**EXERCISE DIRECTIONS:**
Will you give every entry again exactly as it stands?

**DATA ENTRIES:**
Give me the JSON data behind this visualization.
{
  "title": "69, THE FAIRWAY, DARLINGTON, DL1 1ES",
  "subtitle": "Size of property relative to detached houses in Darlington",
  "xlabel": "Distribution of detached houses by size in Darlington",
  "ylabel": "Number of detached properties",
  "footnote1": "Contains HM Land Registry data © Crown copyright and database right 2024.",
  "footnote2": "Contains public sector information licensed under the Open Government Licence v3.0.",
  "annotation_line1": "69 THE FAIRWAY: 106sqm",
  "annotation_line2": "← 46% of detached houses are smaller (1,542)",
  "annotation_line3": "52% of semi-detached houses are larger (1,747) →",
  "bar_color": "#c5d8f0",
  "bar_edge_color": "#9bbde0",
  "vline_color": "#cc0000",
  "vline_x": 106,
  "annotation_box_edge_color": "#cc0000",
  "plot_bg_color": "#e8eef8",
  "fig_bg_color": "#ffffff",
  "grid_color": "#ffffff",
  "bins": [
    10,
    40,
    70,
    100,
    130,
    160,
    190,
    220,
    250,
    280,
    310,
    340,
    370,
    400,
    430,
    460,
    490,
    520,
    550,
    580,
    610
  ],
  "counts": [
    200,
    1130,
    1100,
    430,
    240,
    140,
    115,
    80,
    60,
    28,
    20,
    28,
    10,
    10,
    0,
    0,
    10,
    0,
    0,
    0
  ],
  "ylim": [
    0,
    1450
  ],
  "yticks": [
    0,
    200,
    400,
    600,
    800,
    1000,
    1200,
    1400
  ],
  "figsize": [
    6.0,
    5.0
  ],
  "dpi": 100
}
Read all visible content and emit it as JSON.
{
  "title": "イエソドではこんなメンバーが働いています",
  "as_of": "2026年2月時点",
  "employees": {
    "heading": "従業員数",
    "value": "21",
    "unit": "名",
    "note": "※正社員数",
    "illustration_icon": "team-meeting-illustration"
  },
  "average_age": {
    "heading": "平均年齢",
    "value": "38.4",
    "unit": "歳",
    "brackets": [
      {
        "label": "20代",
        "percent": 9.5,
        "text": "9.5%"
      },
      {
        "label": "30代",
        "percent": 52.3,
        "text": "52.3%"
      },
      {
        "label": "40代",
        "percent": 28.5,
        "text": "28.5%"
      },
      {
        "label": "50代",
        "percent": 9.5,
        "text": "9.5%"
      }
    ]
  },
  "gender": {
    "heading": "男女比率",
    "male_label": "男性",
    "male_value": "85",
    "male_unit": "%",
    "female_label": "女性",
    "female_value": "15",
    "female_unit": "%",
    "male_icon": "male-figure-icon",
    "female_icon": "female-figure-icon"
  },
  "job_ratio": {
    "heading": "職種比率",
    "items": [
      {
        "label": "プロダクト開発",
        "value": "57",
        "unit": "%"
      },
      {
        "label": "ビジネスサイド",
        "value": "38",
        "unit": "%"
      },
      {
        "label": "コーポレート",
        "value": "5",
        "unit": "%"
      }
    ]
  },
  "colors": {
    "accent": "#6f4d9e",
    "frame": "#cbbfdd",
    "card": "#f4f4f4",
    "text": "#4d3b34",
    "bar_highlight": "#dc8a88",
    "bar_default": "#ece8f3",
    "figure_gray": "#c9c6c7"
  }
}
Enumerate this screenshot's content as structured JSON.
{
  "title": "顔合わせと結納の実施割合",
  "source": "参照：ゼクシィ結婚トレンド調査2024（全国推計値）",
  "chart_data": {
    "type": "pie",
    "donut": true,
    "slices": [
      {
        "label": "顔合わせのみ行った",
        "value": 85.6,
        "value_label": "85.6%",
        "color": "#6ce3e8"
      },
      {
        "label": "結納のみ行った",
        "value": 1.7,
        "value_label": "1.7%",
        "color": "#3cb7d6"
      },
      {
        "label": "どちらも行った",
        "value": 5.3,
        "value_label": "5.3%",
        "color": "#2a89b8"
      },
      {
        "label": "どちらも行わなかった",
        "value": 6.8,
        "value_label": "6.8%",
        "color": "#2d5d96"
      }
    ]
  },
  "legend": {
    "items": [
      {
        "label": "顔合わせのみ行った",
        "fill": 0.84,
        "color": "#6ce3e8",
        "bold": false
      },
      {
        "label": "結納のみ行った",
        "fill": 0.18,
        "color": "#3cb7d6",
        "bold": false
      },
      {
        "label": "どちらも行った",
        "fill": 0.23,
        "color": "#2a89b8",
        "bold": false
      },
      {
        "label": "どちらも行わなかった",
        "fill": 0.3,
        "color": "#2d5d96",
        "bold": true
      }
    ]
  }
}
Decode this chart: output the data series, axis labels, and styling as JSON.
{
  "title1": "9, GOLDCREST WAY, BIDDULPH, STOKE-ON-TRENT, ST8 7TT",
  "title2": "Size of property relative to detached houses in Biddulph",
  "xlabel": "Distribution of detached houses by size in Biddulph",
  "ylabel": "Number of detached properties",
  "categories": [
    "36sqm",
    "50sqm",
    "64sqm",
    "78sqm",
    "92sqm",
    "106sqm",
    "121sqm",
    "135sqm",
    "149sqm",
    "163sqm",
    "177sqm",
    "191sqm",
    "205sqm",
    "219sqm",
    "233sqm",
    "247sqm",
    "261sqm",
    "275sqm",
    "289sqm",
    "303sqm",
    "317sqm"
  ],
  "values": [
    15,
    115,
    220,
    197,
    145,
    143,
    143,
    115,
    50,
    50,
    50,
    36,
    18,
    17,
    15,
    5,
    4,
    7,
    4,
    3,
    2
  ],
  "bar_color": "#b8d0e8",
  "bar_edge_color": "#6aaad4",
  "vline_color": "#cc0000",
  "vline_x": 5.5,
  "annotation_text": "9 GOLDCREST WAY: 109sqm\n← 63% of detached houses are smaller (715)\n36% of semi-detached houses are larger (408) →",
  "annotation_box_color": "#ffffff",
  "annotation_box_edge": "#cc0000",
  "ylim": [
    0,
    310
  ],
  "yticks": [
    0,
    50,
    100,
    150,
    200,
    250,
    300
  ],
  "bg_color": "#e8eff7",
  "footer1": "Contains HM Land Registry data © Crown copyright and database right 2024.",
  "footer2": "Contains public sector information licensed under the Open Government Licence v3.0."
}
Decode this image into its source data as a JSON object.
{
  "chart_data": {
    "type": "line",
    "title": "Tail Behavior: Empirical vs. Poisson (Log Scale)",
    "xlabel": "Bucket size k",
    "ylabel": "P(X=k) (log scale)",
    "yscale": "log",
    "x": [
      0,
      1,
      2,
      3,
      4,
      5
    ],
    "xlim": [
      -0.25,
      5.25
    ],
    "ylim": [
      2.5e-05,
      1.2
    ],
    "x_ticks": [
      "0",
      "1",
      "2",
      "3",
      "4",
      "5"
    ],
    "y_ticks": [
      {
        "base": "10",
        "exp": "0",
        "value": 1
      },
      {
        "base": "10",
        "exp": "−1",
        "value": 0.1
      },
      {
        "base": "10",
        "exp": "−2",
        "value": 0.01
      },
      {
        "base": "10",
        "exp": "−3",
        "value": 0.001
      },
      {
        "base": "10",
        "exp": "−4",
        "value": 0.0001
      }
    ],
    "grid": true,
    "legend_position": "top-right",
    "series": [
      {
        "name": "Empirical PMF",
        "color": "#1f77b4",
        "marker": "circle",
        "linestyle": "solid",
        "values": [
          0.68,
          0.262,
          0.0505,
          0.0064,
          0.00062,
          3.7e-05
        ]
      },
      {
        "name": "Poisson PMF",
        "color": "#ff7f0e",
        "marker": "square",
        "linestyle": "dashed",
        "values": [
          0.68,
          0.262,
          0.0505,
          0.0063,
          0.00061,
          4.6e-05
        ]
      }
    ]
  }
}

**OUTPUT OF THE TASK:**
Give me the JSON data behind this visualization.
{
  "title": "69, THE FAIRWAY, DARLINGTON, DL1 1ES",
  "subtitle": "Size of property relative to detached houses in Darlington",
  "xlabel": "Distribution of detached houses by size in Darlington",
  "ylabel": "Number of detached properties",
  "footnote1": "Contains HM Land Registry data © Crown copyright and database right 2024.",
  "footnote2": "Contains public sector information licensed under the Open Government Licence v3.0.",
  "annotation_line1": "69 THE FAIRWAY: 106sqm",
  "annotation_line2": "← 46% of detached houses are smaller (1,542)",
  "annotation_line3": "52% of semi-detached houses are larger (1,747) →",
  "bar_color": "#c5d8f0",
  "bar_edge_color": "#9bbde0",
  "vline_color": "#cc0000",
  "vline_x": 106,
  "annotation_box_edge_color": "#cc0000",
  "plot_bg_color": "#e8eef8",
  "fig_bg_color": "#ffffff",
  "grid_color": "#ffffff",
  "bins": [
    10,
    40,
    70,
    100,
    130,
    160,
    190,
    220,
    250,
    280,
    310,
    340,
    370,
    400,
    430,
    460,
    490,
    520,
    550,
    580,
    610
  ],
  "counts": [
    200,
    1130,
    1100,
    430,
    240,
    140,
    115,
    80,
    60,
    28,
    20,
    28,
    10,
    10,
    0,
    0,
    10,
    0,
    0,
    0
  ],
  "ylim": [
    0,
    1450
  ],
  "yticks": [
    0,
    200,
    400,
    600,
    800,
    1000,
    1200,
    1400
  ],
  "figsize": [
    6.0,
    5.0
  ],
  "dpi": 100
}
Read all visible content and emit it as JSON.
{
  "title": "イエソドではこんなメンバーが働いています",
  "as_of": "2026年2月時点",
  "employees": {
    "heading": "従業員数",
    "value": "21",
    "unit": "名",
    "note": "※正社員数",
    "illustration_icon": "team-meeting-illustration"
  },
  "average_age": {
    "heading": "平均年齢",
    "value": "38.4",
    "unit": "歳",
    "brackets": [
      {
        "label": "20代",
        "percent": 9.5,
        "text": "9.5%"
      },
      {
        "label": "30代",
        "percent": 52.3,
        "text": "52.3%"
      },
      {
        "label": "40代",
        "percent": 28.5,
        "text": "28.5%"
      },
      {
        "label": "50代",
        "percent": 9.5,
        "text": "9.5%"
      }
    ]
  },
  "gender": {
    "heading": "男女比率",
    "male_label": "男性",
    "male_value": "85",
    "male_unit": "%",
    "female_label": "女性",
    "female_value": "15",
    "female_unit": "%",
    "male_icon": "male-figure-icon",
    "female_icon": "female-figure-icon"
  },
  "job_ratio": {
    "heading": "職種比率",
    "items": [
      {
        "label": "プロダクト開発",
        "value": "57",
        "unit": "%"
      },
      {
        "label": "ビジネスサイド",
        "value": "38",
        "unit": "%"
      },
      {
        "label": "コーポレート",
        "value": "5",
        "unit": "%"
      }
    ]
  },
  "colors": {
    "accent": "#6f4d9e",
    "frame": "#cbbfdd",
    "card": "#f4f4f4",
    "text": "#4d3b34",
    "bar_highlight": "#dc8a88",
    "bar_default": "#ece8f3",
    "figure_gray": "#c9c6c7"
  }
}
Enumerate this screenshot's content as structured JSON.
{
  "title": "顔合わせと結納の実施割合",
  "source": "参照：ゼクシィ結婚トレンド調査2024（全国推計値）",
  "chart_data": {
    "type": "pie",
    "donut": true,
    "slices": [
      {
        "label": "顔合わせのみ行った",
        "value": 85.6,
        "value_label": "85.6%",
        "color": "#6ce3e8"
      },
      {
        "label": "結納のみ行った",
        "value": 1.7,
        "value_label": "1.7%",
        "color": "#3cb7d6"
      },
      {
        "label": "どちらも行った",
        "value": 5.3,
        "value_label": "5.3%",
        "color": "#2a89b8"
      },
      {
        "label": "どちらも行わなかった",
        "value": 6.8,
        "value_label": "6.8%",
        "color": "#2d5d96"
      }
    ]
  },
  "legend": {
    "items": [
      {
        "label": "顔合わせのみ行った",
        "fill": 0.84,
        "color": "#6ce3e8",
        "bold": false
      },
      {
        "label": "結納のみ行った",
        "fill": 0.18,
        "color": "#3cb7d6",
        "bold": false
      },
      {
        "label": "どちらも行った",
        "fill": 0.23,
        "color": "#2a89b8",
        "bold": false
      },
      {
        "label": "どちらも行わなかった",
        "fill": 0.3,
        "color": "#2d5d96",
        "bold": true
      }
    ]
  }
}
Decode this chart: output the data series, axis labels, and styling as JSON.
{
  "title1": "9, GOLDCREST WAY, BIDDULPH, STOKE-ON-TRENT, ST8 7TT",
  "title2": "Size of property relative to detached houses in Biddulph",
  "xlabel": "Distribution of detached houses by size in Biddulph",
  "ylabel": "Number of detached properties",
  "categories": [
    "36sqm",
    "50sqm",
    "64sqm",
    "78sqm",
    "92sqm",
    "106sqm",
    "121sqm",
    "135sqm",
    "149sqm",
    "163sqm",
    "177sqm",
    "191sqm",
    "205sqm",
    "219sqm",
    "233sqm",
    "247sqm",
    "261sqm",
    "275sqm",
    "289sqm",
    "303sqm",
    "317sqm"
  ],
  "values": [
    15,
    115,
    220,
    197,
    145,
    143,
    143,
    115,
    50,
    50,
    50,
    36,
    18,
    17,
    15,
    5,
    4,
    7,
    4,
    3,
    2
  ],
  "bar_color": "#b8d0e8",
  "bar_edge_color": "#6aaad4",
  "vline_color": "#cc0000",
  "vline_x": 5.5,
  "annotation_text": "9 GOLDCREST WAY: 109sqm\n← 63% of detached houses are smaller (715)\n36% of semi-detached houses are larger (408) →",
  "annotation_box_color": "#ffffff",
  "annotation_box_edge": "#cc0000",
  "ylim": [
    0,
    310
  ],
  "yticks": [
    0,
    50,
    100,
    150,
    200,
    250,
    300
  ],
  "bg_color": "#e8eff7",
  "footer1": "Contains HM Land Registry data © Crown copyright and database right 2024.",
  "footer2": "Contains public sector information licensed under the Open Government Licence v3.0."
}
Decode this image into its source data as a JSON object.
{
  "chart_data": {
    "type": "line",
    "title": "Tail Behavior: Empirical vs. Poisson (Log Scale)",
    "xlabel": "Bucket size k",
    "ylabel": "P(X=k) (log scale)",
    "yscale": "log",
    "x": [
      0,
      1,
      2,
      3,
      4,
      5
    ],
    "xlim": [
      -0.25,
      5.25
    ],
    "ylim": [
      2.5e-05,
      1.2
    ],
    "x_ticks": [
      "0",
      "1",
      "2",
      "3",
      "4",
      "5"
    ],
    "y_ticks": [
      {
        "base": "10",
        "exp": "0",
        "value": 1
      },
      {
        "base": "10",
        "exp": "−1",
        "value": 0.1
      },
      {
        "base": "10",
        "exp": "−2",
        "value": 0.01
      },
      {
        "base": "10",
        "exp": "−3",
        "value": 0.001
      },
      {
        "base": "10",
        "exp": "−4",
        "value": 0.0001
      }
    ],
    "grid": true,
    "legend_position": "top-right",
    "series": [
      {
        "name": "Empirical PMF",
        "color": "#1f77b4",
        "marker": "circle",
        "linestyle": "solid",
        "values": [
          0.68,
          0.262,
          0.0505,
          0.0064,
          0.00062,
          3.7e-05
        ]
      },
      {
        "name": "Poisson PMF",
        "color": "#ff7f0e",
        "marker": "square",
        "linestyle": "dashed",
        "values": [
          0.68,
          0.262,
          0.0505,
          0.0063,
          0.00061,
          4.6e-05
        ]
      }
    ]
  }
}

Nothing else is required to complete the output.